*Consigne 1*.
Reformulez sous forme de liste le paragraphe du texte sur la réalité virtuelle qui commence par « La première expérience de réalité virtuelle », en conservant ses faits essentiels.
*Consigne 2*.
D'après le texte sur la réalité virtuelle, quel surnom a été donné au prototype d'Ivan Sutherland ?
*Consigne 3*.
Citez à l'identique le passage du texte sur la réalité virtuelle qui commence à « Le premier casque » et se termine à « ça marche ? ».

*Bloc de texte*.
╭──
Concept de plus en plus incontournable, il est à la base du metaverse et de bon nombre de nouveautés dans le monde du jeu vidéo. La réalité virtuelle mérite un décryptage.
Jouer aux fléchettes avec un ami qui n’habite pas la même ville ni le même pays. Visiter la station spatiale internationale comme si vous étiez Thomas Pesquet. Faire de la boxe contre un personnage en 3D qui n’existe pas. Se balader dans des mondes parallèles… Autant de situations rendues possibles grâce à la réalité virtuelle (à ne pas confondre avec la réalité augmentée ou la réalité mixte). Ce terme désigne la technologie qui permet de simuler numériquement la présence physique d’une personne dans un environnement artificiel.
Une histoire qui remonte aux années 1950
La première expérience de réalité virtuelle a été présentée en 1955. Imaginée par le cinéaste américain Morton Heiling, Sensorama – c’est son nom – consiste alors à installer une personne dans une sorte de bulle, assez similaire à une grosse borne d’arcade enveloppante, qui fait appel aux différents sens : siège qui bouge pour simuler des mouvements, écran stéréoscopique avec un large angle de vue et des haut-parleurs stéréo pour le côté immersif, soufflerie pour recréer l’effet du vent sur la peau, diffuseur de parfum pour stimuler l’odorat… Tout est pensé pour transporter le cobaye très loin de là où il est, dans un monde « virtuel ». Trop cher à construire, Sensorama ne dépasse pas l’étape du prototype fonctionnel présenté en 1962.
Le premier casque de réalité virtuelle a, lui, été imaginé en 1965, toujours aux États-Unis. Le scientifique Ivan Sutherland, de l’université de l’Utah, a décrit les principes de l’Ultimate Display cette année-là, avant de lui donner vie en 1968. Des images générées par ordinateur sont montrées aux yeux du cobaye par l’entremise de deux tubes cathodiques. Ces images s’affichent en superposition de la réalité. On peut donc parler de casque de réalité augmentée (des images 3D en surimpression du monde « physique »). Ce prototype révolutionnaire était si lourd qu’un bras accroché au plafond aidait à le porter. Ce dispositif lui a valu le surnom d’épée de Damoclès.
La réalité virtuelle, comment ça marche ?
╰──
*Données fournies*.
╭──
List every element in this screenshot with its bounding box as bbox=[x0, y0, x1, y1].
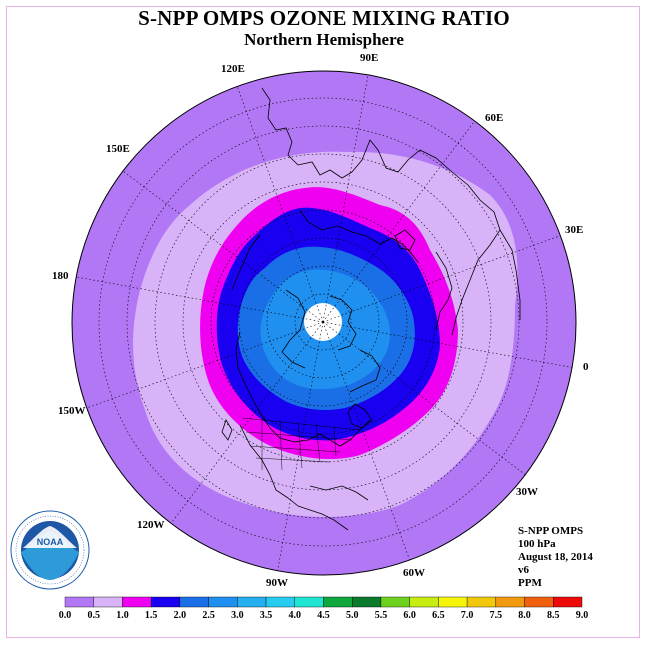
╰──
*Corrigé 1*.
- 1955 : présentation de la première expérience de réalité virtuelle, Sensorama, imaginée par le cinéaste américain Morton Heiling.
- Principe : installer une personne dans une sorte de bulle, semblable à une grosse borne d'arcade enveloppante, qui fait appel aux différents sens.
- Équipements : siège mobile, écran stéréoscopique à large angle de vue, haut-parleurs stéréo, soufflerie et diffuseur de parfum.
- Objectif : transporter le cobaye loin de là où il est, dans un monde « virtuel ».
- Limite : trop cher à construire, Sensorama n'a pas dépassé le stade du prototype fonctionnel présenté en 1962.

*Corrigé 2*.
L'épée de Damoclès.

*Corrigé 3*.
Le premier casque de réalité virtuelle a, lui, été imaginé en 1965, toujours aux États-Unis. Le scientifique Ivan Sutherland, de l’université de l’Utah, a décrit les principes de l’Ultimate Display cette année-là, avant de lui donner vie en 1968. Des images générées par ordinateur sont montrées aux yeux du cobaye par l’entremise de deux tubes cathodiques. Ces images s’affichent en superposition de la réalité. On peut donc parler de casque de réalité augmentée (des images 3D en surimpression du monde « physique »). Ce prototype révolutionnaire était si lourd qu’un bras accroché au plafond aidait à le porter. Ce dispositif lui a valu le surnom d’épée de Damoclès.
La réalité virtuelle, comment ça marche ?